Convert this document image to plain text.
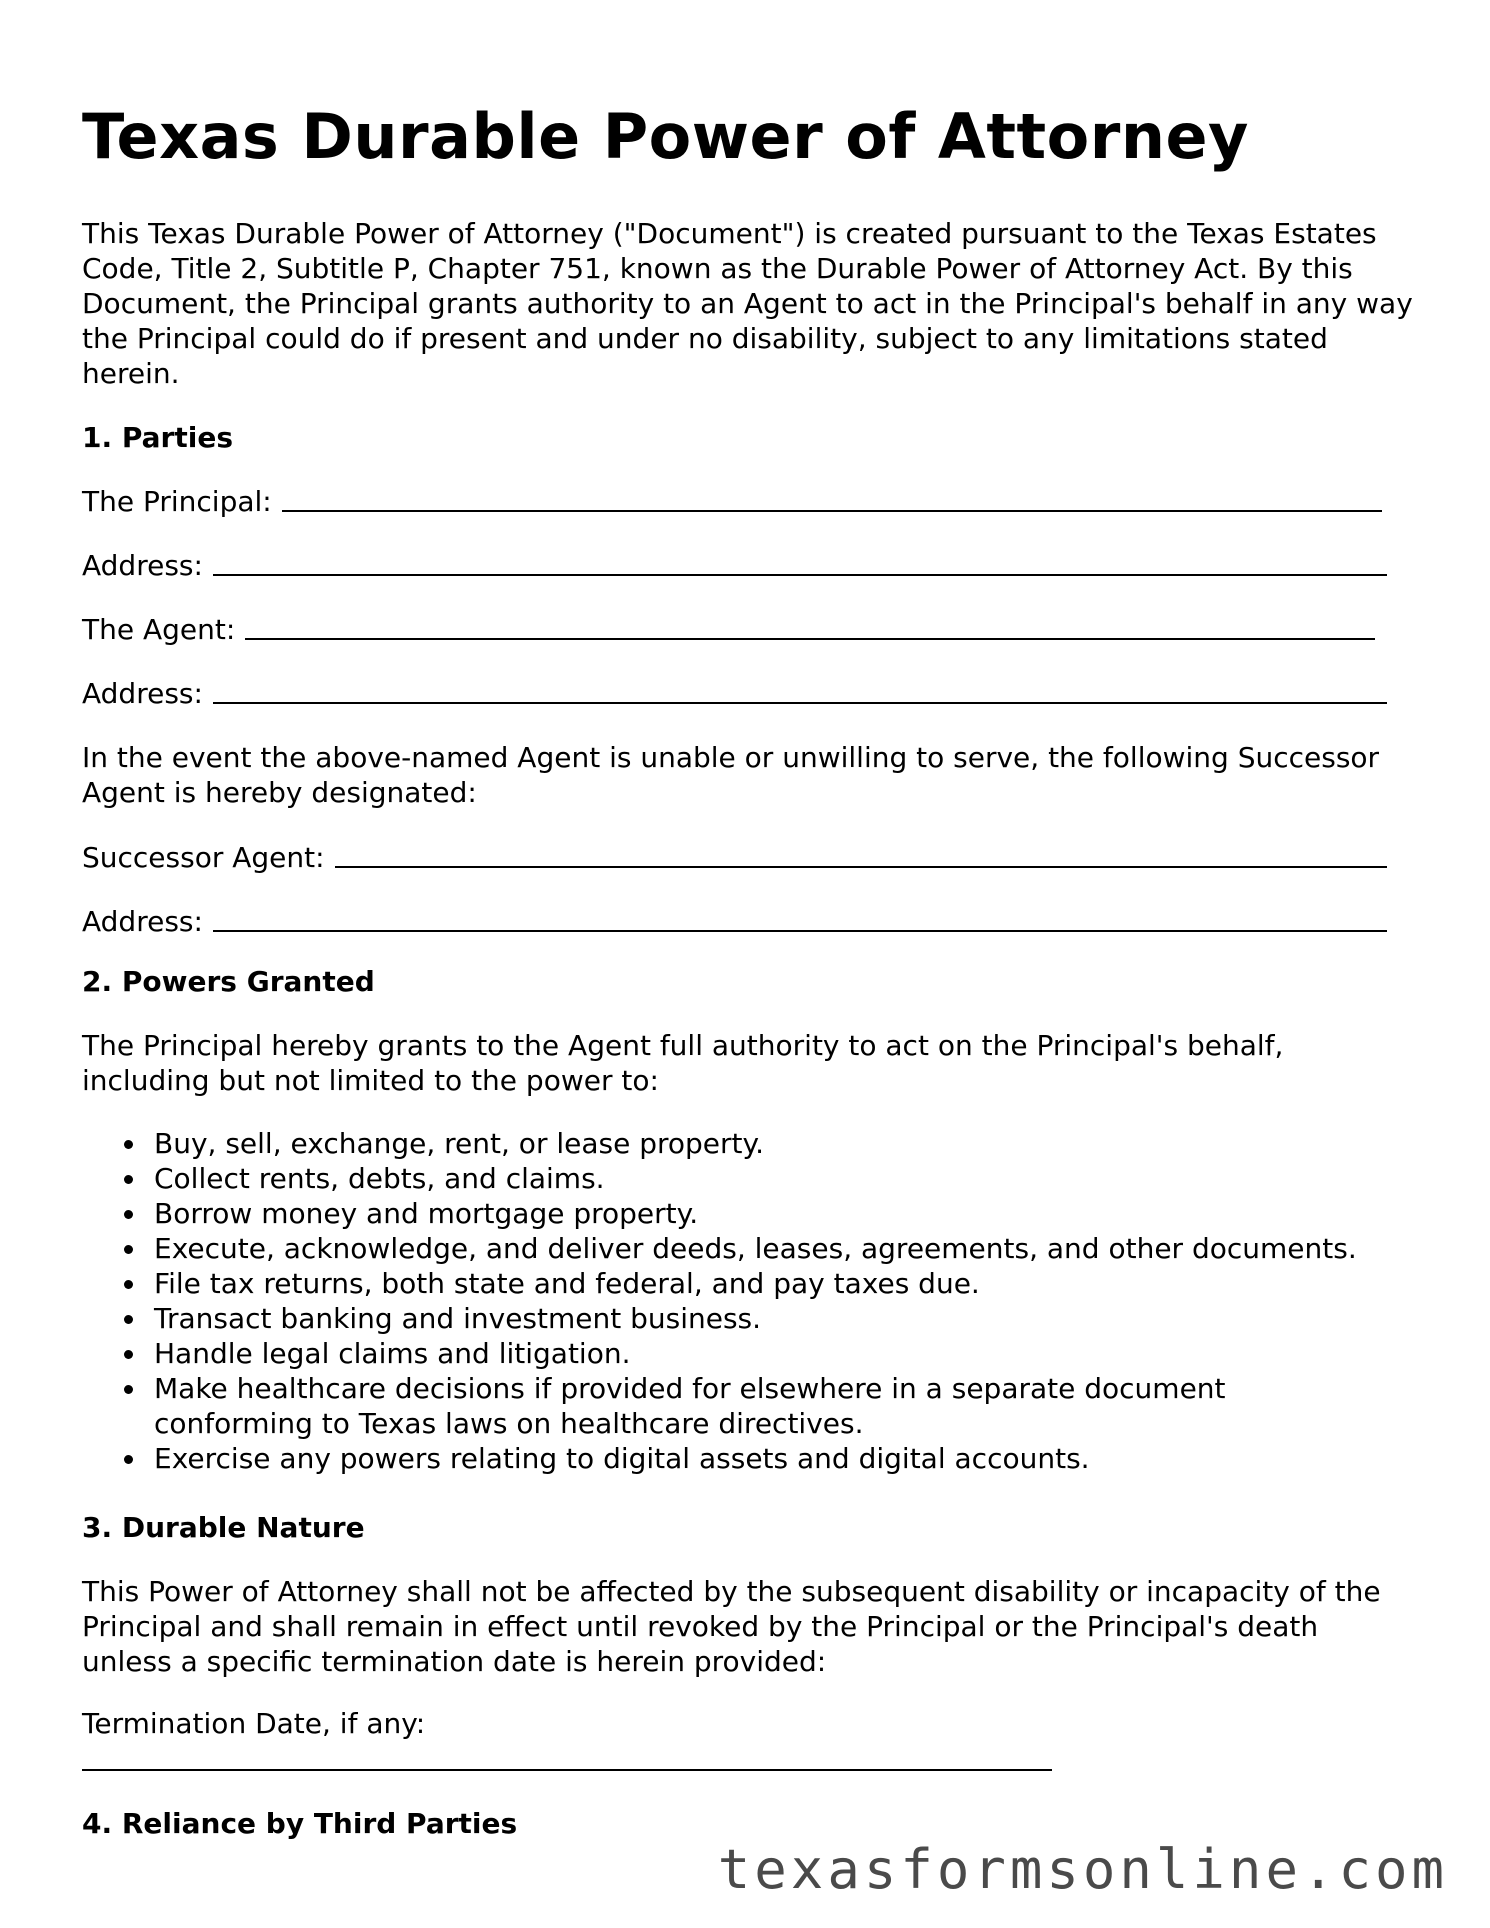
Texas Durable Power of Attorney

This Texas Durable Power of Attorney ("Document") is created pursuant to the Texas Estates Code, Title 2, Subtitle P, Chapter 751, known as the Durable Power of Attorney Act. By this Document, the Principal grants authority to an Agent to act in the Principal's behalf in any way the Principal could do if present and under no disability, subject to any limitations stated herein.

1. Parties
The Principal:
Address:
The Agent:
Address:

In the event the above-named Agent is unable or unwilling to serve, the following Successor Agent is hereby designated:

Successor Agent:
Address:
2. Powers Granted

The Principal hereby grants to the Agent full authority to act on the Principal's behalf, including but not limited to the power to:

Buy, sell, exchange, rent, or lease property.
Collect rents, debts, and claims.
Borrow money and mortgage property.
Execute, acknowledge, and deliver deeds, leases, agreements, and other documents.
File tax returns, both state and federal, and pay taxes due.
Transact banking and investment business.
Handle legal claims and litigation.
Make healthcare decisions if provided for elsewhere in a separate document conforming to Texas laws on healthcare directives.
Exercise any powers relating to digital assets and digital accounts.
3. Durable Nature

This Power of Attorney shall not be affected by the subsequent disability or incapacity of the Principal and shall remain in effect until revoked by the Principal or the Principal's death unless a specific termination date is herein provided:

Termination Date, if any:
4. Reliance by Third Parties
texasformsonline.com
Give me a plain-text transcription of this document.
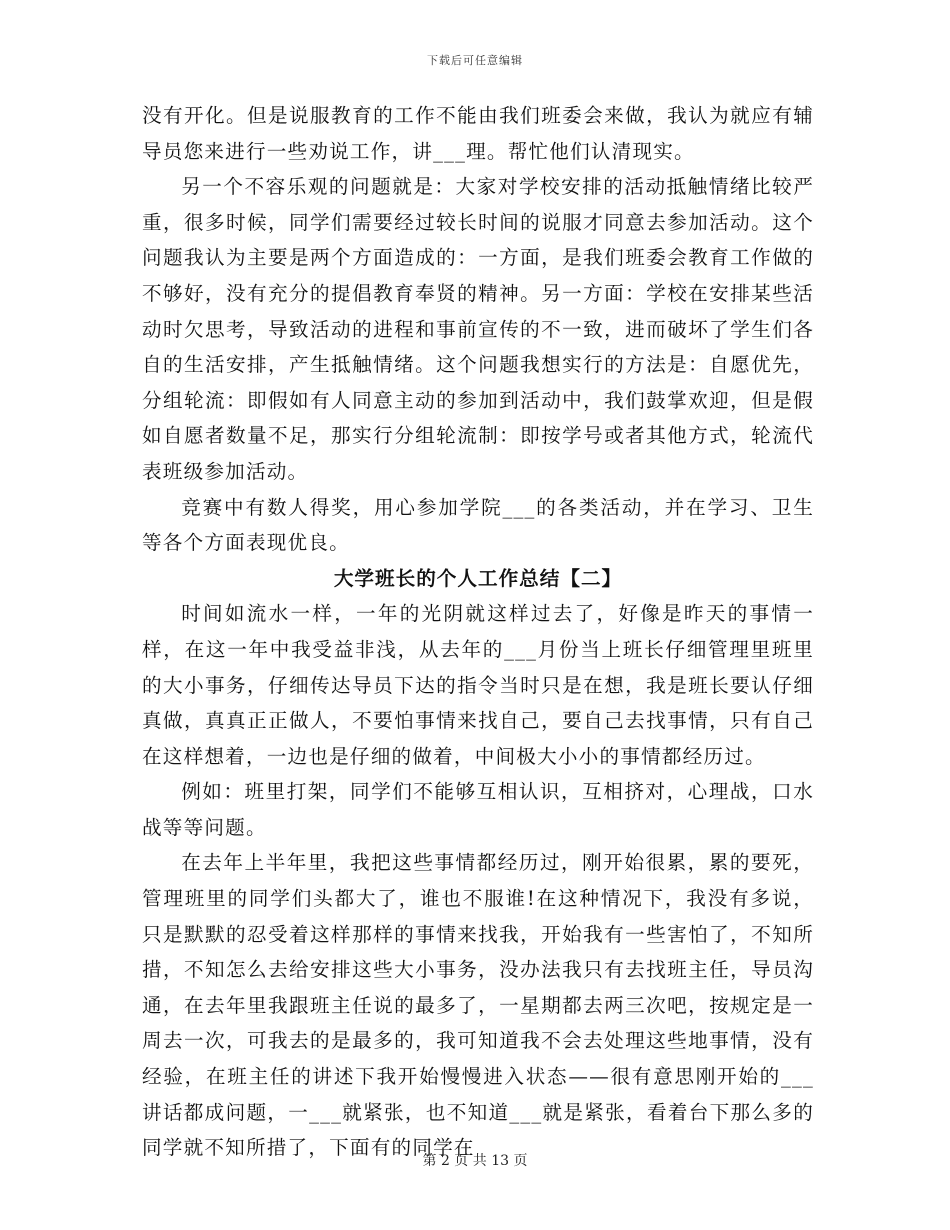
下载后可任意编辑

没有开化。但是说服教育的工作不能由我们班委会来做，我认为就应有辅导员您来进行一些劝说工作，讲___理。帮忙他们认清现实。

另一个不容乐观的问题就是：大家对学校安排的活动抵触情绪比较严重，很多时候，同学们需要经过较长时间的说服才同意去参加活动。这个问题我认为主要是两个方面造成的：一方面，是我们班委会教育工作做的不够好，没有充分的提倡教育奉贤的精神。另一方面：学校在安排某些活动时欠思考，导致活动的进程和事前宣传的不一致，进而破坏了学生们各自的生活安排，产生抵触情绪。这个问题我想实行的方法是：自愿优先，分组轮流：即假如有人同意主动的参加到活动中，我们鼓掌欢迎，但是假如自愿者数量不足，那实行分组轮流制：即按学号或者其他方式，轮流代表班级参加活动。

竞赛中有数人得奖，用心参加学院___的各类活动，并在学习、卫生等各个方面表现优良。

大学班长的个人工作总结【二】

时间如流水一样，一年的光阴就这样过去了，好像是昨天的事情一样，在这一年中我受益非浅，从去年的___月份当上班长仔细管理里班里的大小事务，仔细传达导员下达的指令当时只是在想，我是班长要认仔细真做，真真正正做人，不要怕事情来找自己，要自己去找事情，只有自己在这样想着，一边也是仔细的做着，中间极大小小的事情都经历过。

例如：班里打架，同学们不能够互相认识，互相挤对，心理战，口水战等等问题。

在去年上半年里，我把这些事情都经历过，刚开始很累，累的要死，管理班里的同学们头都大了，谁也不服谁!在这种情况下，我没有多说，只是默默的忍受着这样那样的事情来找我，开始我有一些害怕了，不知所措，不知怎么去给安排这些大小事务，没办法我只有去找班主任，导员沟通，在去年里我跟班主任说的最多了，一星期都去两三次吧，按规定是一周去一次，可我去的是最多的，我可知道我不会去处理这些地事情，没有经验，在班主任的讲述下我开始慢慢进入状态——很有意思刚开始的___讲话都成问题，一___就紧张，也不知道___就是紧张，看着台下那么多的同学就不知所措了，下面有的同学在

第 2 页 共 13 页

| SHORT EXERCISE |
Retype each record exactly as it stands, but do not include the pictures.

| PROBLEM SOLUTION |
Convert this document image to plain text.
Texas Durable Power of Attorney

This Texas Durable Power of Attorney ("Document") is created pursuant to the Texas Estates Code, Title 2, Subtitle P, Chapter 751, known as the Durable Power of Attorney Act. By this Document, the Principal grants authority to an Agent to act in the Principal's behalf in any way the Principal could do if present and under no disability, subject to any limitations stated herein.

1. Parties
The Principal:
Address:
The Agent:
Address:

In the event the above-named Agent is unable or unwilling to serve, the following Successor Agent is hereby designated:

Successor Agent:
Address:
2. Powers Granted

The Principal hereby grants to the Agent full authority to act on the Principal's behalf, including but not limited to the power to:

Buy, sell, exchange, rent, or lease property.
Collect rents, debts, and claims.
Borrow money and mortgage property.
Execute, acknowledge, and deliver deeds, leases, agreements, and other documents.
File tax returns, both state and federal, and pay taxes due.
Transact banking and investment business.
Handle legal claims and litigation.
Make healthcare decisions if provided for elsewhere in a separate document conforming to Texas laws on healthcare directives.
Exercise any powers relating to digital assets and digital accounts.
3. Durable Nature

This Power of Attorney shall not be affected by the subsequent disability or incapacity of the Principal and shall remain in effect until revoked by the Principal or the Principal's death unless a specific termination date is herein provided:

Termination Date, if any:
4. Reliance by Third Parties
texasformsonline.com
Give me a plain-text transcription of this document.
下载后可任意编辑

没有开化。但是说服教育的工作不能由我们班委会来做，我认为就应有辅导员您来进行一些劝说工作，讲___理。帮忙他们认清现实。

另一个不容乐观的问题就是：大家对学校安排的活动抵触情绪比较严重，很多时候，同学们需要经过较长时间的说服才同意去参加活动。这个问题我认为主要是两个方面造成的：一方面，是我们班委会教育工作做的不够好，没有充分的提倡教育奉贤的精神。另一方面：学校在安排某些活动时欠思考，导致活动的进程和事前宣传的不一致，进而破坏了学生们各自的生活安排，产生抵触情绪。这个问题我想实行的方法是：自愿优先，分组轮流：即假如有人同意主动的参加到活动中，我们鼓掌欢迎，但是假如自愿者数量不足，那实行分组轮流制：即按学号或者其他方式，轮流代表班级参加活动。

竞赛中有数人得奖，用心参加学院___的各类活动，并在学习、卫生等各个方面表现优良。

大学班长的个人工作总结【二】

时间如流水一样，一年的光阴就这样过去了，好像是昨天的事情一样，在这一年中我受益非浅，从去年的___月份当上班长仔细管理里班里的大小事务，仔细传达导员下达的指令当时只是在想，我是班长要认仔细真做，真真正正做人，不要怕事情来找自己，要自己去找事情，只有自己在这样想着，一边也是仔细的做着，中间极大小小的事情都经历过。

例如：班里打架，同学们不能够互相认识，互相挤对，心理战，口水战等等问题。

在去年上半年里，我把这些事情都经历过，刚开始很累，累的要死，管理班里的同学们头都大了，谁也不服谁!在这种情况下，我没有多说，只是默默的忍受着这样那样的事情来找我，开始我有一些害怕了，不知所措，不知怎么去给安排这些大小事务，没办法我只有去找班主任，导员沟通，在去年里我跟班主任说的最多了，一星期都去两三次吧，按规定是一周去一次，可我去的是最多的，我可知道我不会去处理这些地事情，没有经验，在班主任的讲述下我开始慢慢进入状态——很有意思刚开始的___讲话都成问题，一___就紧张，也不知道___就是紧张，看着台下那么多的同学就不知所措了，下面有的同学在

第 2 页 共 13 页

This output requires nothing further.